(Recorded data)
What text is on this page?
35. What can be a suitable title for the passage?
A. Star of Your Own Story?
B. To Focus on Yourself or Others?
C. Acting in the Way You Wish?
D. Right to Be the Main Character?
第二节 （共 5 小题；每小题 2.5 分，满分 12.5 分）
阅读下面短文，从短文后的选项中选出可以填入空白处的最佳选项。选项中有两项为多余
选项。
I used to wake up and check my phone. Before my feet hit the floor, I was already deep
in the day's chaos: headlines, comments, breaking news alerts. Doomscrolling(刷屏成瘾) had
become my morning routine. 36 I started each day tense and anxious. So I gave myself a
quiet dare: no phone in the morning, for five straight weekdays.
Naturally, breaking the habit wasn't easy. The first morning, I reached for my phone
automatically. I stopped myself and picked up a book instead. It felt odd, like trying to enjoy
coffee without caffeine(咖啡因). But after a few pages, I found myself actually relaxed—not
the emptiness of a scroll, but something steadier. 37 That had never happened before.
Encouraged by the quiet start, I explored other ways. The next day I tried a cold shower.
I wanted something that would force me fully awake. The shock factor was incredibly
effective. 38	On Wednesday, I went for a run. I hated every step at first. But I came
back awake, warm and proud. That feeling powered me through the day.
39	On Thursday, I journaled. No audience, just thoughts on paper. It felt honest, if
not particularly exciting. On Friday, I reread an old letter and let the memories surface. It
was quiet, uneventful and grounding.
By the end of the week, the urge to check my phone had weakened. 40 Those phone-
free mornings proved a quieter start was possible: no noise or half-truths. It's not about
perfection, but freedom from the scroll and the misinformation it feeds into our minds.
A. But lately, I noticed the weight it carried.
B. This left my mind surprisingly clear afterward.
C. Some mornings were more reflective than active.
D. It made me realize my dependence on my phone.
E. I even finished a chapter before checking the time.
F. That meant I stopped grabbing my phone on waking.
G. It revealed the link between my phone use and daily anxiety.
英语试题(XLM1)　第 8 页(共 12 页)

Stated exercise: Track down every line of the material containing the string "felt", and copy it.

Task solution:
automatically. I stopped myself and picked up a book instead. It felt odd, like trying to enjoy
39	On Thursday, I journaled. No audience, just thoughts on paper. It felt honest, if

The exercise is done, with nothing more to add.